Figure record listings:
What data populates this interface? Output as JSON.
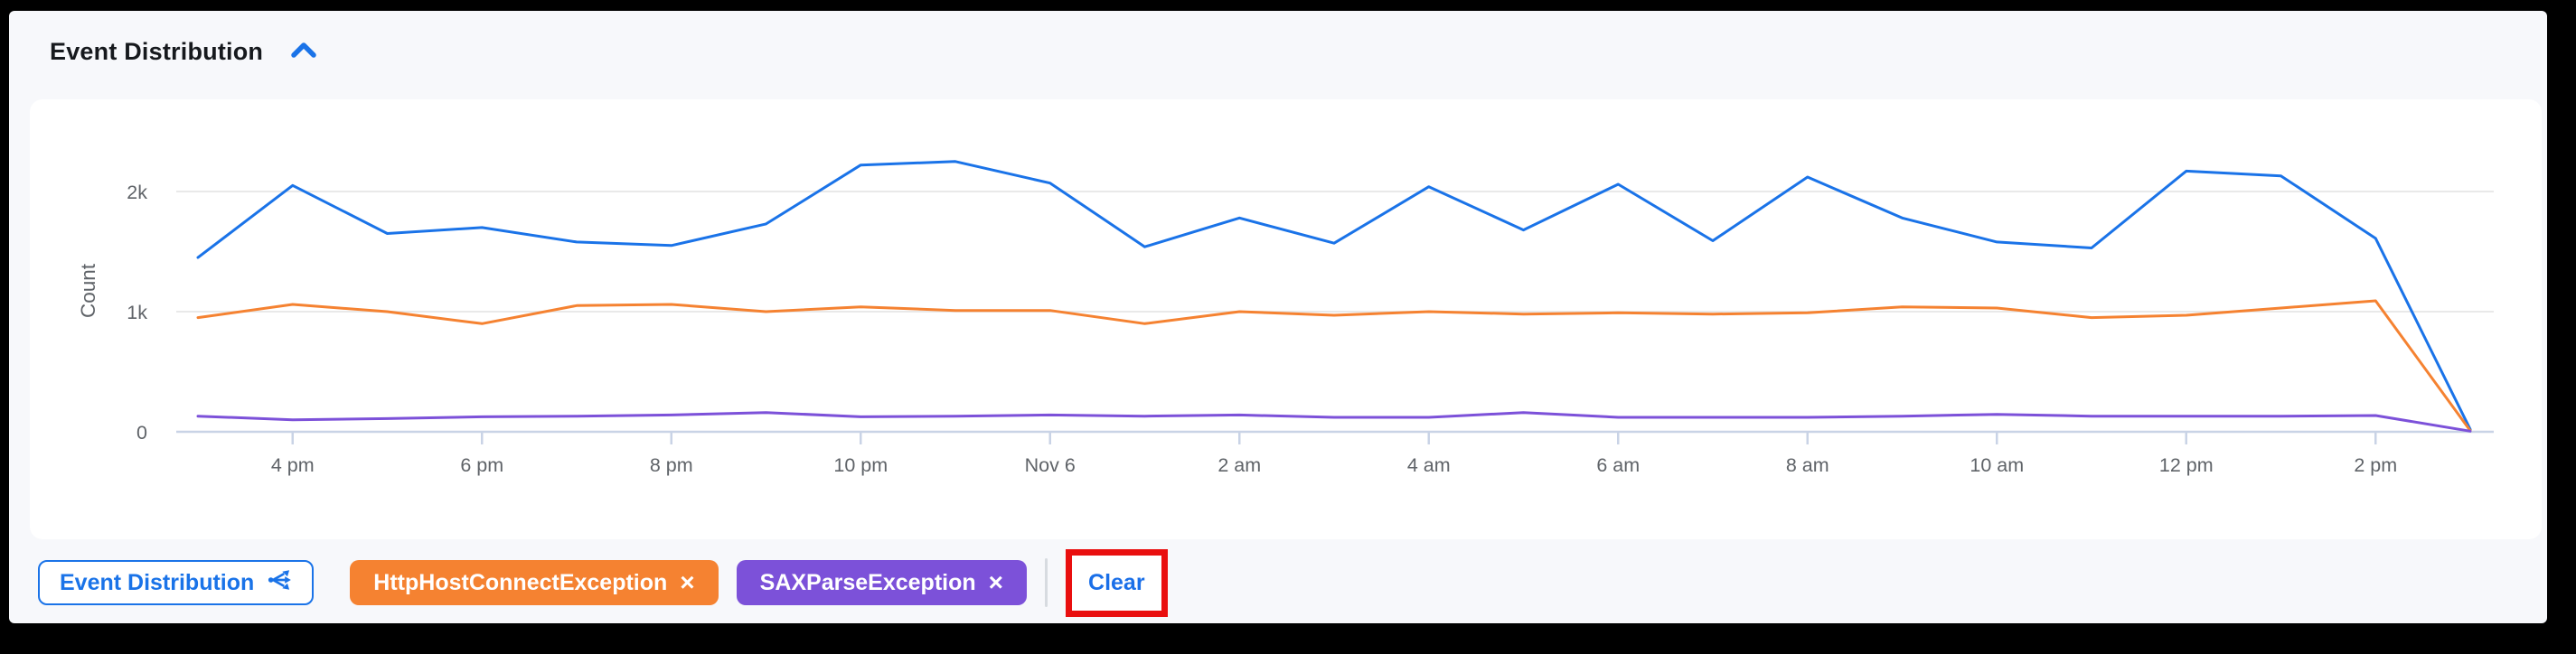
{
  "header": {
    "title": "Event Distribution",
    "collapse_icon": "chevron-up-icon"
  },
  "colors": {
    "page_background": "#f7f8fb",
    "card_background": "#ffffff",
    "accent_blue": "#1a73e8",
    "series_blue": "#1a73e8",
    "series_orange": "#f58231",
    "series_purple": "#7c51d9",
    "annotation_red": "#e90f0f",
    "gridline": "#e9e9e9",
    "axis": "#c9d3e6",
    "tick_text": "#5f6368"
  },
  "chart_data": {
    "type": "line",
    "title": "Event Distribution",
    "xlabel": "",
    "ylabel": "Count",
    "grid": true,
    "legend_position": "none",
    "ylim": [
      0,
      2400
    ],
    "y_ticks": [
      0,
      1000,
      2000
    ],
    "y_tick_labels": [
      "0",
      "1k",
      "2k"
    ],
    "x": [
      0,
      1,
      2,
      3,
      4,
      5,
      6,
      7,
      8,
      9,
      10,
      11,
      12,
      13,
      14,
      15,
      16,
      17,
      18,
      19,
      20,
      21,
      22,
      23,
      24
    ],
    "x_unit": "hours, one point per hour, Nov 5 3 pm through Nov 6 3 pm",
    "x_tick_indices": [
      1,
      3,
      5,
      7,
      9,
      11,
      13,
      15,
      17,
      19,
      21,
      23
    ],
    "x_tick_labels": [
      "4 pm",
      "6 pm",
      "8 pm",
      "10 pm",
      "Nov 6",
      "2 am",
      "4 am",
      "6 am",
      "8 am",
      "10 am",
      "12 pm",
      "2 pm"
    ],
    "series": [
      {
        "name": "Event Distribution",
        "color": "#1a73e8",
        "values": [
          1450,
          2050,
          1650,
          1700,
          1580,
          1550,
          1730,
          2220,
          2250,
          2070,
          1540,
          1780,
          1570,
          2040,
          1680,
          2060,
          1590,
          2120,
          1780,
          1580,
          1530,
          2170,
          2130,
          1610,
          20
        ]
      },
      {
        "name": "HttpHostConnectException",
        "color": "#f58231",
        "values": [
          950,
          1060,
          1000,
          900,
          1050,
          1060,
          1000,
          1040,
          1010,
          1010,
          900,
          1000,
          970,
          1000,
          980,
          990,
          980,
          990,
          1040,
          1030,
          950,
          970,
          1030,
          1090,
          10
        ]
      },
      {
        "name": "SAXParseException",
        "color": "#7c51d9",
        "values": [
          130,
          100,
          110,
          125,
          130,
          140,
          160,
          125,
          130,
          140,
          130,
          140,
          120,
          120,
          160,
          120,
          120,
          120,
          130,
          145,
          130,
          130,
          130,
          135,
          5
        ]
      }
    ]
  },
  "legend_row": {
    "chart_chip": {
      "label": "Event Distribution",
      "icon": "share-icon"
    },
    "filters": [
      {
        "label": "HttpHostConnectException",
        "remove": "×",
        "color": "#f58231"
      },
      {
        "label": "SAXParseException",
        "remove": "×",
        "color": "#7c51d9"
      }
    ],
    "clear_label": "Clear"
  }
}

Exercise aim.
Find the number of lines in which the word "Event" occurs, and write nothing but that number.

Complete response.
4